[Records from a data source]
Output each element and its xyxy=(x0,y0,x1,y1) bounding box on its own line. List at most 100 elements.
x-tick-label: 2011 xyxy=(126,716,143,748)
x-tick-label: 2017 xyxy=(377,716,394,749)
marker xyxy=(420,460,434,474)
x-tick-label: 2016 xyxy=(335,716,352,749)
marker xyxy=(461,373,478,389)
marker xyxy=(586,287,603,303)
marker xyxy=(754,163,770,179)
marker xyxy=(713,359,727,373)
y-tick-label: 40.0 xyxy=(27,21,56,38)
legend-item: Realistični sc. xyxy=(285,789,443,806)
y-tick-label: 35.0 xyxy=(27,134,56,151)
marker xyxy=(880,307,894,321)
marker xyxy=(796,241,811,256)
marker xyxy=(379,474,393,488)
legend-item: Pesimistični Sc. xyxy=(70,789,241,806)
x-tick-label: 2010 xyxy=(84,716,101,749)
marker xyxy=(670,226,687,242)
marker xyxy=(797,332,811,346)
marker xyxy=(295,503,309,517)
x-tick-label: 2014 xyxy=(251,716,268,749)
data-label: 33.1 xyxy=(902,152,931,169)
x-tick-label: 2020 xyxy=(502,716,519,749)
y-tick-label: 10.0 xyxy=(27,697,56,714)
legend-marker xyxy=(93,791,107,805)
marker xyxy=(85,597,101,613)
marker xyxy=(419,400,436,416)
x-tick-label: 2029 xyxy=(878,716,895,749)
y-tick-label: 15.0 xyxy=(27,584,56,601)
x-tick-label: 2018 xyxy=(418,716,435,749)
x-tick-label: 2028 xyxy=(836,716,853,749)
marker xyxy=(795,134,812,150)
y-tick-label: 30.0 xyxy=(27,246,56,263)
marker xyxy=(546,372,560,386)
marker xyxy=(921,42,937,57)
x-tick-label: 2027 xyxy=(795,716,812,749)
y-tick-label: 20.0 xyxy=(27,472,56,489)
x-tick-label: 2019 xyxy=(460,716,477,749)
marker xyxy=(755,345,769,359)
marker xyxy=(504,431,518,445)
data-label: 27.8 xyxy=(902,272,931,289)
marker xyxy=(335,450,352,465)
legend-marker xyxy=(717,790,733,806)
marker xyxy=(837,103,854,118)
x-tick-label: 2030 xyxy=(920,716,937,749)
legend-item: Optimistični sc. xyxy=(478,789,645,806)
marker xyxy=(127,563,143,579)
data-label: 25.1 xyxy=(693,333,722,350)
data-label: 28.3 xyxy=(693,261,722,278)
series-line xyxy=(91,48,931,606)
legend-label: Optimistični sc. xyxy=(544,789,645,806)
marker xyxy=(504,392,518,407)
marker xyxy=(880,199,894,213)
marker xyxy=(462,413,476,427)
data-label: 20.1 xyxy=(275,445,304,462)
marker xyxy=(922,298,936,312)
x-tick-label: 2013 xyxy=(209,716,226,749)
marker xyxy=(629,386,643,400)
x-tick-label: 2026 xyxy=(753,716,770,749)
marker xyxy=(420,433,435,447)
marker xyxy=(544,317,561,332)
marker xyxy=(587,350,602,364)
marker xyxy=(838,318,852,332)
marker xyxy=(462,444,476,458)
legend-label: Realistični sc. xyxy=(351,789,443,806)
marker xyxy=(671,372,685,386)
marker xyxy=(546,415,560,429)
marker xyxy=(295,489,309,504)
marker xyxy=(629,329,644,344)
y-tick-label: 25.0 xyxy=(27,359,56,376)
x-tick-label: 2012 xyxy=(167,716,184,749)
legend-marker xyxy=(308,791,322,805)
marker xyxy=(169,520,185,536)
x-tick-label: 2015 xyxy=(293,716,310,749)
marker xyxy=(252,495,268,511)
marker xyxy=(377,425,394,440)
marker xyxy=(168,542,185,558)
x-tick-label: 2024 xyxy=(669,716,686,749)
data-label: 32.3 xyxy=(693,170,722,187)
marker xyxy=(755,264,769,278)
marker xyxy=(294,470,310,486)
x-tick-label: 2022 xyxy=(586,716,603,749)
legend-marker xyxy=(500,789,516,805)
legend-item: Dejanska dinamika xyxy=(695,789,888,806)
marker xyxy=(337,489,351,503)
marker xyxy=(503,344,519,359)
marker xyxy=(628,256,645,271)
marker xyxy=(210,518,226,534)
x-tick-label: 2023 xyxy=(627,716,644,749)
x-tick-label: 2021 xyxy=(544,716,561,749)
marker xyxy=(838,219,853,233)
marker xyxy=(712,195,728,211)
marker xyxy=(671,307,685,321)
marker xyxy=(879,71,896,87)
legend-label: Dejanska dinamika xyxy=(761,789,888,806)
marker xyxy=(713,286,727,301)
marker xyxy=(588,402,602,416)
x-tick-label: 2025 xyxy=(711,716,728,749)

Problem description: Lay out the rows as a Markdown table with the columns No. and Row, starting at the first row and ending at the row containing "y-tick-label: 40.0 xyxy=(27,21,56,38)". Both ends are included, and blank lines are omitted.

Output for this exercise:
| No. | Row |
|---|---|
| 1 | Output each element and its xyxy=(x0,y0,x1,y1) bounding box on its own line. List at most 100 elements. |
| 2 | x-tick-label: 2011 xyxy=(126,716,143,748) |
| 3 | x-tick-label: 2017 xyxy=(377,716,394,749) |
| 4 | marker xyxy=(420,460,434,474) |
| 5 | x-tick-label: 2016 xyxy=(335,716,352,749) |
| 6 | marker xyxy=(461,373,478,389) |
| 7 | marker xyxy=(586,287,603,303) |
| 8 | marker xyxy=(754,163,770,179) |
| 9 | marker xyxy=(713,359,727,373) |
| 10 | y-tick-label: 40.0 xyxy=(27,21,56,38) |